## [THE PROBLEM]
Output the records exactly. Include every line.

Start of DATA RECORDS

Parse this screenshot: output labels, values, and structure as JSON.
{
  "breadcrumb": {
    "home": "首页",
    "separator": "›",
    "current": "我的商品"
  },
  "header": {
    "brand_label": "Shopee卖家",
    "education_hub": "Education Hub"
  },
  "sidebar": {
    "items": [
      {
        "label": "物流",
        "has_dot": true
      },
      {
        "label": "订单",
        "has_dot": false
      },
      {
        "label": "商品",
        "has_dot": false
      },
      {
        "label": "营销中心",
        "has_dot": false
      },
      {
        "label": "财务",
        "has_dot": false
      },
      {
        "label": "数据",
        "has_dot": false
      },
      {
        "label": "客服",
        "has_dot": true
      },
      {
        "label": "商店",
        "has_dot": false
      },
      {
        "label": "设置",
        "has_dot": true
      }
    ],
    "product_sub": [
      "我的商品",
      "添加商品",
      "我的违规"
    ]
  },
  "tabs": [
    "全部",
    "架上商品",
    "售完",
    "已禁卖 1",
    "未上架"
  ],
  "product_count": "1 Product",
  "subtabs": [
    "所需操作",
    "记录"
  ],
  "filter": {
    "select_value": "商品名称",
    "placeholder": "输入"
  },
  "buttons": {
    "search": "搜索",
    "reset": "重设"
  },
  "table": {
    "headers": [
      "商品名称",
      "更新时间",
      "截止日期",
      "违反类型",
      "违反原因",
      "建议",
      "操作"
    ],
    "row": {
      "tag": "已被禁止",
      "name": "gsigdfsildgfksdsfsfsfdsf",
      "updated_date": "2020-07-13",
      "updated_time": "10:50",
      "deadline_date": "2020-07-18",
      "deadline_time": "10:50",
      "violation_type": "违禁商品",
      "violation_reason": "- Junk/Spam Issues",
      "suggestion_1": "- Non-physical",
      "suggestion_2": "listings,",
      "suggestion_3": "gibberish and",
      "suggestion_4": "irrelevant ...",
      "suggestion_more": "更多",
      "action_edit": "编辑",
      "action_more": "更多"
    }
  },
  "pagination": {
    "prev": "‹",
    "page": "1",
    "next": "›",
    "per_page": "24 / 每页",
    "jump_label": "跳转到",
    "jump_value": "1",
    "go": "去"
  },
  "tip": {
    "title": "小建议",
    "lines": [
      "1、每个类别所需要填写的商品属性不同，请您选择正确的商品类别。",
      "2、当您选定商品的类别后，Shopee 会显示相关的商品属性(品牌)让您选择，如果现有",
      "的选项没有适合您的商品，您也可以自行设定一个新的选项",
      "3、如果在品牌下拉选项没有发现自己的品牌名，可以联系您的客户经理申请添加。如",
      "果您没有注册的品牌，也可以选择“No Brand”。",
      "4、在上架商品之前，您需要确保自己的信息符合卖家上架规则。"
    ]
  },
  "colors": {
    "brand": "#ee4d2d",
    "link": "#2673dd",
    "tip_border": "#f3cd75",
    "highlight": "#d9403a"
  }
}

End of DATA RECORDS

## [FINISHED ANSWER]
Parse this screenshot: output labels, values, and structure as JSON.
{
  "breadcrumb": {
    "home": "首页",
    "separator": "›",
    "current": "我的商品"
  },
  "header": {
    "brand_label": "Shopee卖家",
    "education_hub": "Education Hub"
  },
  "sidebar": {
    "items": [
      {
        "label": "物流",
        "has_dot": true
      },
      {
        "label": "订单",
        "has_dot": false
      },
      {
        "label": "商品",
        "has_dot": false
      },
      {
        "label": "营销中心",
        "has_dot": false
      },
      {
        "label": "财务",
        "has_dot": false
      },
      {
        "label": "数据",
        "has_dot": false
      },
      {
        "label": "客服",
        "has_dot": true
      },
      {
        "label": "商店",
        "has_dot": false
      },
      {
        "label": "设置",
        "has_dot": true
      }
    ],
    "product_sub": [
      "我的商品",
      "添加商品",
      "我的违规"
    ]
  },
  "tabs": [
    "全部",
    "架上商品",
    "售完",
    "已禁卖 1",
    "未上架"
  ],
  "product_count": "1 Product",
  "subtabs": [
    "所需操作",
    "记录"
  ],
  "filter": {
    "select_value": "商品名称",
    "placeholder": "输入"
  },
  "buttons": {
    "search": "搜索",
    "reset": "重设"
  },
  "table": {
    "headers": [
      "商品名称",
      "更新时间",
      "截止日期",
      "违反类型",
      "违反原因",
      "建议",
      "操作"
    ],
    "row": {
      "tag": "已被禁止",
      "name": "gsigdfsildgfksdsfsfsfdsf",
      "updated_date": "2020-07-13",
      "updated_time": "10:50",
      "deadline_date": "2020-07-18",
      "deadline_time": "10:50",
      "violation_type": "违禁商品",
      "violation_reason": "- Junk/Spam Issues",
      "suggestion_1": "- Non-physical",
      "suggestion_2": "listings,",
      "suggestion_3": "gibberish and",
      "suggestion_4": "irrelevant ...",
      "suggestion_more": "更多",
      "action_edit": "编辑",
      "action_more": "更多"
    }
  },
  "pagination": {
    "prev": "‹",
    "page": "1",
    "next": "›",
    "per_page": "24 / 每页",
    "jump_label": "跳转到",
    "jump_value": "1",
    "go": "去"
  },
  "tip": {
    "title": "小建议",
    "lines": [
      "1、每个类别所需要填写的商品属性不同，请您选择正确的商品类别。",
      "2、当您选定商品的类别后，Shopee 会显示相关的商品属性(品牌)让您选择，如果现有",
      "的选项没有适合您的商品，您也可以自行设定一个新的选项",
      "3、如果在品牌下拉选项没有发现自己的品牌名，可以联系您的客户经理申请添加。如",
      "果您没有注册的品牌，也可以选择“No Brand”。",
      "4、在上架商品之前，您需要确保自己的信息符合卖家上架规则。"
    ]
  },
  "colors": {
    "brand": "#ee4d2d",
    "link": "#2673dd",
    "tip_border": "#f3cd75",
    "highlight": "#d9403a"
  }
}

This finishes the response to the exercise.